* begin *

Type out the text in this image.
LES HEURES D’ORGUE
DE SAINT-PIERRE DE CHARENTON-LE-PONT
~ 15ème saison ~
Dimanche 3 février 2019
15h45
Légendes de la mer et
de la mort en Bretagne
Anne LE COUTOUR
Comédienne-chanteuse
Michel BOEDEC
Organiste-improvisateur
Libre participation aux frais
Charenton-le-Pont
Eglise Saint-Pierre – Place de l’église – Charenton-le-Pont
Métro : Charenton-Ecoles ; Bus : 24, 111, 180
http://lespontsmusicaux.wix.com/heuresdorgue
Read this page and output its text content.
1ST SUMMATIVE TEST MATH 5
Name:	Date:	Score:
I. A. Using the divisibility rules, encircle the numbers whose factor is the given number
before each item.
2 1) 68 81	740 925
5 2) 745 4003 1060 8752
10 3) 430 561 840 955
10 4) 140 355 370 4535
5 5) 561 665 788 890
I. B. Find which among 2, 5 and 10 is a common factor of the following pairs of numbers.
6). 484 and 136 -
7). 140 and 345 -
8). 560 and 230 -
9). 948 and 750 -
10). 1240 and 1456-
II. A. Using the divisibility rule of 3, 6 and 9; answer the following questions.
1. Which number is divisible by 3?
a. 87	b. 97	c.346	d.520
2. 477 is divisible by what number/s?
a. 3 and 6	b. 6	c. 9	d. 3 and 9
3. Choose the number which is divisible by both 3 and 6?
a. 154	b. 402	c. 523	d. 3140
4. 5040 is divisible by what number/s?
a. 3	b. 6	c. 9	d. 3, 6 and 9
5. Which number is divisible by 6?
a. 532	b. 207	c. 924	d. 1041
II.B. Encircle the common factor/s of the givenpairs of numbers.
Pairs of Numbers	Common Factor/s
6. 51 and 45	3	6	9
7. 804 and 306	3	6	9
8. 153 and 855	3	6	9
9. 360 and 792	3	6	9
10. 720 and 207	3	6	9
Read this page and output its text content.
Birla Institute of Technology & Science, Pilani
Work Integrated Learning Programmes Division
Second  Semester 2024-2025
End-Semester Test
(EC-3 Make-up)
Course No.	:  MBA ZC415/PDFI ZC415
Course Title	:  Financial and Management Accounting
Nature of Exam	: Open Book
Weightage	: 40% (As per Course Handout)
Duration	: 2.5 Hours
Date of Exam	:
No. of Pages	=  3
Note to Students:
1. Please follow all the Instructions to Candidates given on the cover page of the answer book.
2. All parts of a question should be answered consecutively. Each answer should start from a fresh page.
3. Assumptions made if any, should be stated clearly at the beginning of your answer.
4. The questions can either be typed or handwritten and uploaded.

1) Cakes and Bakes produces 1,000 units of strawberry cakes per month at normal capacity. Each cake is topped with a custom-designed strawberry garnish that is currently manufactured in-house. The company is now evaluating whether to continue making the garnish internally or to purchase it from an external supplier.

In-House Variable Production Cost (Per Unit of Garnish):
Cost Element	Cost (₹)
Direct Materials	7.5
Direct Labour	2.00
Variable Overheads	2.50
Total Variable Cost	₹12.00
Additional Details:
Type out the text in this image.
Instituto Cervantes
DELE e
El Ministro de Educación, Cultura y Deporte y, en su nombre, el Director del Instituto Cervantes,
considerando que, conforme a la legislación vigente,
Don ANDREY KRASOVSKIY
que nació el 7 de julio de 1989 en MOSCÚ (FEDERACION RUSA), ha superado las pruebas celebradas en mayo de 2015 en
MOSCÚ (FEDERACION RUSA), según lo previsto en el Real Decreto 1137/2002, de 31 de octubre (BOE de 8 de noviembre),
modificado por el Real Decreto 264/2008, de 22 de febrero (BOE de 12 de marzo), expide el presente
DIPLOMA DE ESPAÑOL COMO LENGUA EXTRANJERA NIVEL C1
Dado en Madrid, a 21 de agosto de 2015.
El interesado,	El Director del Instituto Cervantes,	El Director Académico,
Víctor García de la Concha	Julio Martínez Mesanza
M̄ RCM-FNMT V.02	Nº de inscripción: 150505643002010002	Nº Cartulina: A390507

* end *

= Directions for this task =
Go through the records. Copy each line where "MOSCÚ" appears.

= Output of the exercise =
que nació el 7 de julio de 1989 en MOSCÚ (FEDERACION RUSA), ha superado las pruebas celebradas en mayo de 2015 en
MOSCÚ (FEDERACION RUSA), según lo previsto en el Real Decreto 1137/2002, de 31 de octubre (BOE de 8 de noviembre),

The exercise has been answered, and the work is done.